Extracted data entries
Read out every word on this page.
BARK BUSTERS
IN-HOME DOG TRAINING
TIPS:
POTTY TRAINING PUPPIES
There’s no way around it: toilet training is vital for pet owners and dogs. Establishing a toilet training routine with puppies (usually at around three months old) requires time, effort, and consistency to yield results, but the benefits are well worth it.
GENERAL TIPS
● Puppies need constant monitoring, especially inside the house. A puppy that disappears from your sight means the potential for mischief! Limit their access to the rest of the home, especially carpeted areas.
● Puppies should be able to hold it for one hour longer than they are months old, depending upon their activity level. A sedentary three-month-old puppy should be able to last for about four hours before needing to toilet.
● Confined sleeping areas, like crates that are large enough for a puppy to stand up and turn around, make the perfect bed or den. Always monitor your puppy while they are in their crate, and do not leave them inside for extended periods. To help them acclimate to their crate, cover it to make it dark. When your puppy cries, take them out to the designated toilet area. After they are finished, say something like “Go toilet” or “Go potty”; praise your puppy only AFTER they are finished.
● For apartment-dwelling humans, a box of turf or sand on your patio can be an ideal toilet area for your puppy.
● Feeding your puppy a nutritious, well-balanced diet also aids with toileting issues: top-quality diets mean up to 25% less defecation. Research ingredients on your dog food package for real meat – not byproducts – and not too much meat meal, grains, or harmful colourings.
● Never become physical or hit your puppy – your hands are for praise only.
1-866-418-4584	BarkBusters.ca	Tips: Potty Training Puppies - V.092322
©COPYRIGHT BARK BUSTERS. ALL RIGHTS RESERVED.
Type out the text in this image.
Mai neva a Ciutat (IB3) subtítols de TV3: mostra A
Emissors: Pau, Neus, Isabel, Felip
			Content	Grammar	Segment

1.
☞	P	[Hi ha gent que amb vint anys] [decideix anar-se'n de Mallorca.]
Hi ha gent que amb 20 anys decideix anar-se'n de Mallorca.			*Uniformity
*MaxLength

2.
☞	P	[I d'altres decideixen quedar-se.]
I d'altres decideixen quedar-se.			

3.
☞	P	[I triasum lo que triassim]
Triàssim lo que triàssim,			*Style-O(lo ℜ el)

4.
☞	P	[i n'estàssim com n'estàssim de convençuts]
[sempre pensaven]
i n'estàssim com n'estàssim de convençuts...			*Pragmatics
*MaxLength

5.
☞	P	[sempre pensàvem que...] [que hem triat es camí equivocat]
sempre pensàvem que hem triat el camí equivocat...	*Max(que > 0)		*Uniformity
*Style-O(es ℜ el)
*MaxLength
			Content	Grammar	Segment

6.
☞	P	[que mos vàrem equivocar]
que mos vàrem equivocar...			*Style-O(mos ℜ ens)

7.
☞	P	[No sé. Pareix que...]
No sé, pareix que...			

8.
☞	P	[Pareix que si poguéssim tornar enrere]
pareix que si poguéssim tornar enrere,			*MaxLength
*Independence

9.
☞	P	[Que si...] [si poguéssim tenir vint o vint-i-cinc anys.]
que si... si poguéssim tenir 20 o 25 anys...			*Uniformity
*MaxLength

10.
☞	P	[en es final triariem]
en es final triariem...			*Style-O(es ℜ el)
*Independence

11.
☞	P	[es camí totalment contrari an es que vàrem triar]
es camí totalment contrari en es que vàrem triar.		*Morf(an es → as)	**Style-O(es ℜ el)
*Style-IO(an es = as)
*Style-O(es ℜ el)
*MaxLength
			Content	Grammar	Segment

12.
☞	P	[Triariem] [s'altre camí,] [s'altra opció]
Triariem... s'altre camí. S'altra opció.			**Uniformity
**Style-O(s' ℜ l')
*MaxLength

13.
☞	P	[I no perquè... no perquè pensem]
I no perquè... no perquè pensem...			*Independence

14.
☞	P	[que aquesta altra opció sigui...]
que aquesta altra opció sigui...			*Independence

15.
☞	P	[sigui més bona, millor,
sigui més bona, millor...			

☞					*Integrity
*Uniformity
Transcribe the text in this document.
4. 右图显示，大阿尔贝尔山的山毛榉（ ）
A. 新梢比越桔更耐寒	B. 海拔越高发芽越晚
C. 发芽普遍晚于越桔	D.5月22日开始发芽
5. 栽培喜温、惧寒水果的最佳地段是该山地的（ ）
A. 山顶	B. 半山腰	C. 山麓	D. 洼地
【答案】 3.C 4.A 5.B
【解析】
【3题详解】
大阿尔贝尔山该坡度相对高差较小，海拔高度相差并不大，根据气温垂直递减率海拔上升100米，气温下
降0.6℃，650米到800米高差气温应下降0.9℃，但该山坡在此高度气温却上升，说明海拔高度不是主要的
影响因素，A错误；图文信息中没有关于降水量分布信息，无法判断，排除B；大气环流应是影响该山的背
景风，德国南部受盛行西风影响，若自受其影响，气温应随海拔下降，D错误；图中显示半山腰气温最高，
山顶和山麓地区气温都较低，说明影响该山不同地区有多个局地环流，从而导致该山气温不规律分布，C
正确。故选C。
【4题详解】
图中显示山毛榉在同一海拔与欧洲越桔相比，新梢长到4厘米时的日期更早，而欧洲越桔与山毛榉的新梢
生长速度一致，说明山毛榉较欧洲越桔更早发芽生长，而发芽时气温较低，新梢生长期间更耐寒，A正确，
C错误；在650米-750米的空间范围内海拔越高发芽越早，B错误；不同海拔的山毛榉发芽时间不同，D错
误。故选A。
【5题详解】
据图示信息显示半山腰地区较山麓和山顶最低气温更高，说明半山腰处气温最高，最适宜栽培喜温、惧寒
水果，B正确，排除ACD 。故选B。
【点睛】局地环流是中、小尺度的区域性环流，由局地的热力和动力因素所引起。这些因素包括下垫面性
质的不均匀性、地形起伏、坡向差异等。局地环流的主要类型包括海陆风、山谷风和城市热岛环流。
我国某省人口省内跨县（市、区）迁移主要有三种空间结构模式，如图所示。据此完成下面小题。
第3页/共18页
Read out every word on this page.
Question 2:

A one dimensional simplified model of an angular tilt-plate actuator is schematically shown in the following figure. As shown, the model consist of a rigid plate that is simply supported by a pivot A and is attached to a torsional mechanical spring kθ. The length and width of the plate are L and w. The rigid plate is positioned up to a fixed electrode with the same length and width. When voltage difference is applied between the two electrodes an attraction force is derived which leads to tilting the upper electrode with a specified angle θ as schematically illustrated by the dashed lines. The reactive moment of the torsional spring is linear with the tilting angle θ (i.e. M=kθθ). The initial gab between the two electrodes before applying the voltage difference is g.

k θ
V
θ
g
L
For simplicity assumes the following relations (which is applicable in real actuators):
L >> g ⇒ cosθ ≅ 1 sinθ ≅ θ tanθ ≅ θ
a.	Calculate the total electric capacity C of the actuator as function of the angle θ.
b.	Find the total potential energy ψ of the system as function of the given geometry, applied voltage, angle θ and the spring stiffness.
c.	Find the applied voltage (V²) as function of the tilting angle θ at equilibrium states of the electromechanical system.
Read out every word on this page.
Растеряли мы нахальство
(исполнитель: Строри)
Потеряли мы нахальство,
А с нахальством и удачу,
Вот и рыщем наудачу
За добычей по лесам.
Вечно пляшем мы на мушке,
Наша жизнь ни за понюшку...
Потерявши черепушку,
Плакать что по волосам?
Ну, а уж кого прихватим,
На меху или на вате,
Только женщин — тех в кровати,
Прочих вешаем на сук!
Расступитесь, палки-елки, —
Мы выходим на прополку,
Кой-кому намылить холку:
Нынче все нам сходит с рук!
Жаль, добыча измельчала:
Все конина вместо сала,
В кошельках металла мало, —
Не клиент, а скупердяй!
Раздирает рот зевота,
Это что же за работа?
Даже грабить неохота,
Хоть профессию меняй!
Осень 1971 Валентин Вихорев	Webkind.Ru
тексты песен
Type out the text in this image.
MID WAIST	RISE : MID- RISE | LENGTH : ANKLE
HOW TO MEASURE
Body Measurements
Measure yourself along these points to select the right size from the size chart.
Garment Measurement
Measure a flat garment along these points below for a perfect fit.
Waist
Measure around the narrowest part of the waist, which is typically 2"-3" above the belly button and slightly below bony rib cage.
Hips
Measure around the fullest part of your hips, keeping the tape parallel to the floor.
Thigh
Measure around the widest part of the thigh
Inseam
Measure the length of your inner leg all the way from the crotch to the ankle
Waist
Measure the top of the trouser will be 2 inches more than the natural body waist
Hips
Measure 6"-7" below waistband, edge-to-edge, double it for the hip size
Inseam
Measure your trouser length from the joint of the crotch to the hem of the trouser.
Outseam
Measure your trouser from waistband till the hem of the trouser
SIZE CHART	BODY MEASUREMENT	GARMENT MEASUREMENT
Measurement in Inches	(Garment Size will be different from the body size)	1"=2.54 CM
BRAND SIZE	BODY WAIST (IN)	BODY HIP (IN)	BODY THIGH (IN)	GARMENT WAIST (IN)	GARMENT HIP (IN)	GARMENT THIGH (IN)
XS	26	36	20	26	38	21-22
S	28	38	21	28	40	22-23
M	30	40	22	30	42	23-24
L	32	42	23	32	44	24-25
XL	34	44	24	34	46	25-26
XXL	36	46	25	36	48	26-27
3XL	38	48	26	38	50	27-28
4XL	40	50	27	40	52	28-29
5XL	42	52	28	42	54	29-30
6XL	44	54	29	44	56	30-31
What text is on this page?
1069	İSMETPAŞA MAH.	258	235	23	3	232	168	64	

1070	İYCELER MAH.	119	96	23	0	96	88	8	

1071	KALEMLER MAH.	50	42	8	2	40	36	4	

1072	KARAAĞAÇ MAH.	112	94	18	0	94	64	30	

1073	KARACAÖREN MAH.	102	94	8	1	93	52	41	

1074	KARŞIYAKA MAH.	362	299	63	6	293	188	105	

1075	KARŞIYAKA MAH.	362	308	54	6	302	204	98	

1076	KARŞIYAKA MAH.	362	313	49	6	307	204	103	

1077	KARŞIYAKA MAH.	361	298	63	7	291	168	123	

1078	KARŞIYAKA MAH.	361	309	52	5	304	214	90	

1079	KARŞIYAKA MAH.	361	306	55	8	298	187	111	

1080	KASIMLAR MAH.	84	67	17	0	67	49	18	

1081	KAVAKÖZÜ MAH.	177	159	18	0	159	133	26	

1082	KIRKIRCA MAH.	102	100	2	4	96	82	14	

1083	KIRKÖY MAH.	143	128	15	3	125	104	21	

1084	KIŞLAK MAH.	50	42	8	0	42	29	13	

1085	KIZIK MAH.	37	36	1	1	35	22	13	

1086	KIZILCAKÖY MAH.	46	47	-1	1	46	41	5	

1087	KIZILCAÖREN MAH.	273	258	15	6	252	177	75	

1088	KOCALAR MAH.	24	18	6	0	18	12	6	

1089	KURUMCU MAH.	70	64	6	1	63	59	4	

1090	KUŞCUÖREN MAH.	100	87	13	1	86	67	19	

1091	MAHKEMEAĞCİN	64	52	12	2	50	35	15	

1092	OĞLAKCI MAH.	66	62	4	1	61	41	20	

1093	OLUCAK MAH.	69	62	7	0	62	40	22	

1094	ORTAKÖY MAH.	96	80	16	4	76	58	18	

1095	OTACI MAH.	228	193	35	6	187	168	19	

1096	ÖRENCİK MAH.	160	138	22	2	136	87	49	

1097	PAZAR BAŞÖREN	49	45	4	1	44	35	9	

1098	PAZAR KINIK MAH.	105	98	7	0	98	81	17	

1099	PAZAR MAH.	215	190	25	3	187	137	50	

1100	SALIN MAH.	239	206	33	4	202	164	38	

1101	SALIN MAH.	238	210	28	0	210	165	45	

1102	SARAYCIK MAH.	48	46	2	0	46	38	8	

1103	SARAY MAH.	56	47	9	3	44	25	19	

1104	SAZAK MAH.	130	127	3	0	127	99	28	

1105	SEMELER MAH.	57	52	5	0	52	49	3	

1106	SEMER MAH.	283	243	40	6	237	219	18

== Task to carry out ==
Scan the listing above and identify each line holding the string "Style"; copy every such line.

== Exercise result ==
Triàssim lo que triàssim,			*Style-O(lo ℜ el)
*Style-O(es ℜ el)
que mos vàrem equivocar...			*Style-O(mos ℜ ens)
en es final triariem...			*Style-O(es ℜ el)
es camí totalment contrari en es que vàrem triar.		*Morf(an es → as)	**Style-O(es ℜ el)
*Style-IO(an es = as)
*Style-O(es ℜ el)
**Style-O(s' ℜ l')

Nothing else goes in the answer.